DIRECTIVE:
Skip the pictures and quote all of the lines exactly.
━━━━━ RECORDS SUPPLIED ━━━━━
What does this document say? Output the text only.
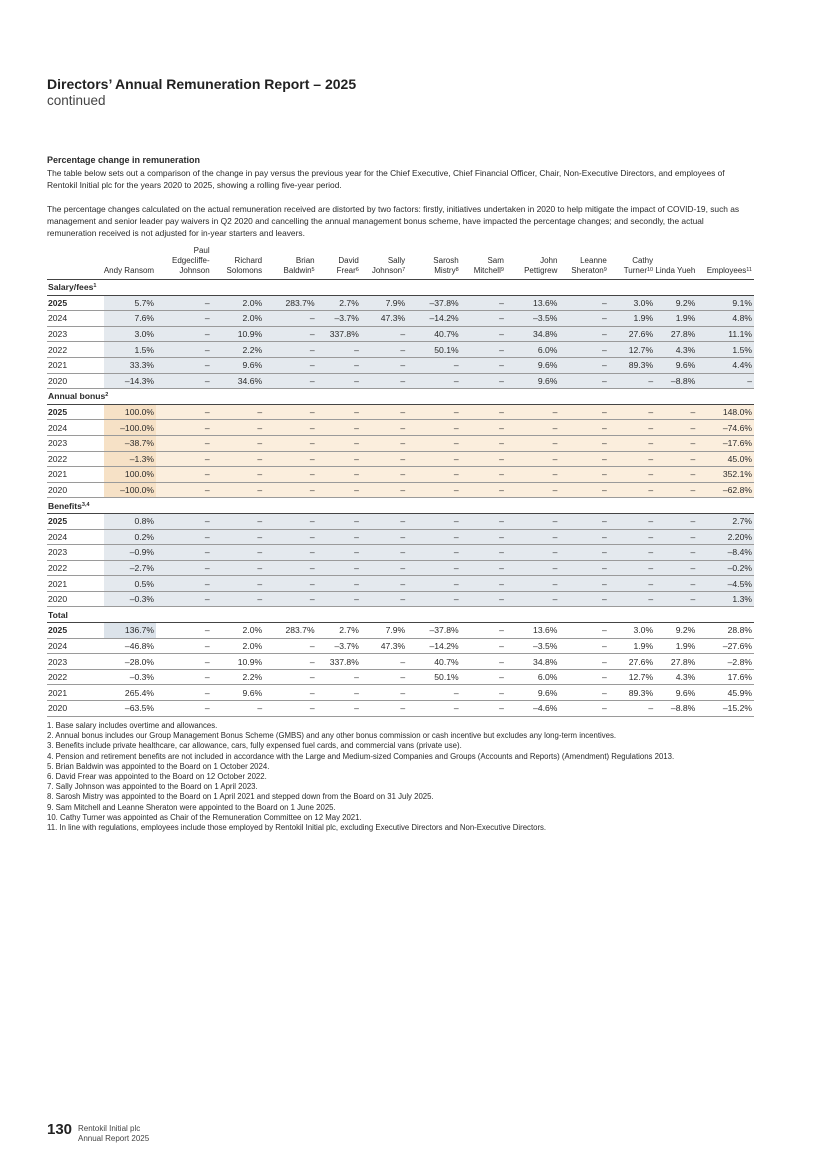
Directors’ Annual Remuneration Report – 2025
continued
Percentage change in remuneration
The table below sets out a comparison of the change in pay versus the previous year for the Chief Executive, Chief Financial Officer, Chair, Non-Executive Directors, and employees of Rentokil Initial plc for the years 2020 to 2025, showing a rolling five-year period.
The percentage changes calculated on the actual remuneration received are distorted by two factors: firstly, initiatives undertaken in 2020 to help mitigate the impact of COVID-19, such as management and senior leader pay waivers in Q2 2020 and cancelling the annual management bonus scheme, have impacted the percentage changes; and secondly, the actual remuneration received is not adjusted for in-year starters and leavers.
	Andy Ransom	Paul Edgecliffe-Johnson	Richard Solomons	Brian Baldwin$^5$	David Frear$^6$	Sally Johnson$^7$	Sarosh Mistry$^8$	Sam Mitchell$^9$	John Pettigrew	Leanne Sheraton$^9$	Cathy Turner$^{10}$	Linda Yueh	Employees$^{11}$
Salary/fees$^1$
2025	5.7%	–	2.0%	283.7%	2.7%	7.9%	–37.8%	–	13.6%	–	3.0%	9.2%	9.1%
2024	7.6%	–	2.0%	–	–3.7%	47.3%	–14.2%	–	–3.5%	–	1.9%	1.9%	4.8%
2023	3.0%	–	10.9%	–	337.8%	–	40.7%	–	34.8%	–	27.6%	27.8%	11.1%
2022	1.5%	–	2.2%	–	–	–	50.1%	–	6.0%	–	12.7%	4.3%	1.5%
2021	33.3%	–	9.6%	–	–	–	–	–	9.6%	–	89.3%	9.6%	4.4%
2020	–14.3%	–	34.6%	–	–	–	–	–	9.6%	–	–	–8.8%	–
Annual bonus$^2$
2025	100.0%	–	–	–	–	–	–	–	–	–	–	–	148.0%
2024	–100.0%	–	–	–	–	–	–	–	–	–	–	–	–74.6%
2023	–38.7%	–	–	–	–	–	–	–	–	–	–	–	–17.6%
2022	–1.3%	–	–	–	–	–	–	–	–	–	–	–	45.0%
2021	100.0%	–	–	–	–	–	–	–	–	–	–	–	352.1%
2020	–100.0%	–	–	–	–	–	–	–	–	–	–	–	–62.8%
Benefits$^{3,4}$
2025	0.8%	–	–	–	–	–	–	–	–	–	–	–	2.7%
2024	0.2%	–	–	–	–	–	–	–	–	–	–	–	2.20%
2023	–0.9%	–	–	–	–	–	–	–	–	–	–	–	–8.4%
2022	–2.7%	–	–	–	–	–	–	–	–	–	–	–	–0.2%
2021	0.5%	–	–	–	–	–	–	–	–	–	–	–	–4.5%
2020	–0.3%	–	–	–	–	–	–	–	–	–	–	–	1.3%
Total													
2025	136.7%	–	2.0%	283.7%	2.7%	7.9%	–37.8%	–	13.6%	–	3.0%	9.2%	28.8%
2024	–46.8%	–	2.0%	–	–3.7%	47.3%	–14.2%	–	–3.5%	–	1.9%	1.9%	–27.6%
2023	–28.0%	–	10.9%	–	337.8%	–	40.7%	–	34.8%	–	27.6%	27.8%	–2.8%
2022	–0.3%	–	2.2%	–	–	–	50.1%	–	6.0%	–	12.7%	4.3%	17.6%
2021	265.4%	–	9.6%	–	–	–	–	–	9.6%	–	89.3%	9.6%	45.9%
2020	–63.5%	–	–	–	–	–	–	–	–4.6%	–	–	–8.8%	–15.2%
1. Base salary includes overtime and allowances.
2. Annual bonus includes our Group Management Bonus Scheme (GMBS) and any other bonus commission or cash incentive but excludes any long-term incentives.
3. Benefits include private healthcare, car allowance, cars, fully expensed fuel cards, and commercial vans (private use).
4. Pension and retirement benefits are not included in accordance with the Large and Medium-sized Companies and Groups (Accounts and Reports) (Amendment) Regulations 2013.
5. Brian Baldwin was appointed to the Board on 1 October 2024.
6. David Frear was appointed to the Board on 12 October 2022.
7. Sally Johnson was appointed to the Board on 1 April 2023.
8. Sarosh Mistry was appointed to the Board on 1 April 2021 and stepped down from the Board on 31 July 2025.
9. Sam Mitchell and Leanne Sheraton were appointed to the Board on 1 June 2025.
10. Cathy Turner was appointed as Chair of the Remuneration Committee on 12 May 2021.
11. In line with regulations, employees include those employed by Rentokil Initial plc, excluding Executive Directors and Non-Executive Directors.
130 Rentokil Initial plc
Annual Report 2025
━━━━━
SOLVED EXERCISE:
What does this document say? Output the text only.
Directors’ Annual Remuneration Report – 2025
continued
Percentage change in remuneration
The table below sets out a comparison of the change in pay versus the previous year for the Chief Executive, Chief Financial Officer, Chair, Non-Executive Directors, and employees of Rentokil Initial plc for the years 2020 to 2025, showing a rolling five-year period.
The percentage changes calculated on the actual remuneration received are distorted by two factors: firstly, initiatives undertaken in 2020 to help mitigate the impact of COVID-19, such as management and senior leader pay waivers in Q2 2020 and cancelling the annual management bonus scheme, have impacted the percentage changes; and secondly, the actual remuneration received is not adjusted for in-year starters and leavers.
	Andy Ransom	Paul Edgecliffe-Johnson	Richard Solomons	Brian Baldwin$^5$	David Frear$^6$	Sally Johnson$^7$	Sarosh Mistry$^8$	Sam Mitchell$^9$	John Pettigrew	Leanne Sheraton$^9$	Cathy Turner$^{10}$	Linda Yueh	Employees$^{11}$
Salary/fees$^1$
2025	5.7%	–	2.0%	283.7%	2.7%	7.9%	–37.8%	–	13.6%	–	3.0%	9.2%	9.1%
2024	7.6%	–	2.0%	–	–3.7%	47.3%	–14.2%	–	–3.5%	–	1.9%	1.9%	4.8%
2023	3.0%	–	10.9%	–	337.8%	–	40.7%	–	34.8%	–	27.6%	27.8%	11.1%
2022	1.5%	–	2.2%	–	–	–	50.1%	–	6.0%	–	12.7%	4.3%	1.5%
2021	33.3%	–	9.6%	–	–	–	–	–	9.6%	–	89.3%	9.6%	4.4%
2020	–14.3%	–	34.6%	–	–	–	–	–	9.6%	–	–	–8.8%	–
Annual bonus$^2$
2025	100.0%	–	–	–	–	–	–	–	–	–	–	–	148.0%
2024	–100.0%	–	–	–	–	–	–	–	–	–	–	–	–74.6%
2023	–38.7%	–	–	–	–	–	–	–	–	–	–	–	–17.6%
2022	–1.3%	–	–	–	–	–	–	–	–	–	–	–	45.0%
2021	100.0%	–	–	–	–	–	–	–	–	–	–	–	352.1%
2020	–100.0%	–	–	–	–	–	–	–	–	–	–	–	–62.8%
Benefits$^{3,4}$
2025	0.8%	–	–	–	–	–	–	–	–	–	–	–	2.7%
2024	0.2%	–	–	–	–	–	–	–	–	–	–	–	2.20%
2023	–0.9%	–	–	–	–	–	–	–	–	–	–	–	–8.4%
2022	–2.7%	–	–	–	–	–	–	–	–	–	–	–	–0.2%
2021	0.5%	–	–	–	–	–	–	–	–	–	–	–	–4.5%
2020	–0.3%	–	–	–	–	–	–	–	–	–	–	–	1.3%
Total													
2025	136.7%	–	2.0%	283.7%	2.7%	7.9%	–37.8%	–	13.6%	–	3.0%	9.2%	28.8%
2024	–46.8%	–	2.0%	–	–3.7%	47.3%	–14.2%	–	–3.5%	–	1.9%	1.9%	–27.6%
2023	–28.0%	–	10.9%	–	337.8%	–	40.7%	–	34.8%	–	27.6%	27.8%	–2.8%
2022	–0.3%	–	2.2%	–	–	–	50.1%	–	6.0%	–	12.7%	4.3%	17.6%
2021	265.4%	–	9.6%	–	–	–	–	–	9.6%	–	89.3%	9.6%	45.9%
2020	–63.5%	–	–	–	–	–	–	–	–4.6%	–	–	–8.8%	–15.2%
1. Base salary includes overtime and allowances.
2. Annual bonus includes our Group Management Bonus Scheme (GMBS) and any other bonus commission or cash incentive but excludes any long-term incentives.
3. Benefits include private healthcare, car allowance, cars, fully expensed fuel cards, and commercial vans (private use).
4. Pension and retirement benefits are not included in accordance with the Large and Medium-sized Companies and Groups (Accounts and Reports) (Amendment) Regulations 2013.
5. Brian Baldwin was appointed to the Board on 1 October 2024.
6. David Frear was appointed to the Board on 12 October 2022.
7. Sally Johnson was appointed to the Board on 1 April 2023.
8. Sarosh Mistry was appointed to the Board on 1 April 2021 and stepped down from the Board on 31 July 2025.
9. Sam Mitchell and Leanne Sheraton were appointed to the Board on 1 June 2025.
10. Cathy Turner was appointed as Chair of the Remuneration Committee on 12 May 2021.
11. In line with regulations, employees include those employed by Rentokil Initial plc, excluding Executive Directors and Non-Executive Directors.
130 Rentokil Initial plc
Annual Report 2025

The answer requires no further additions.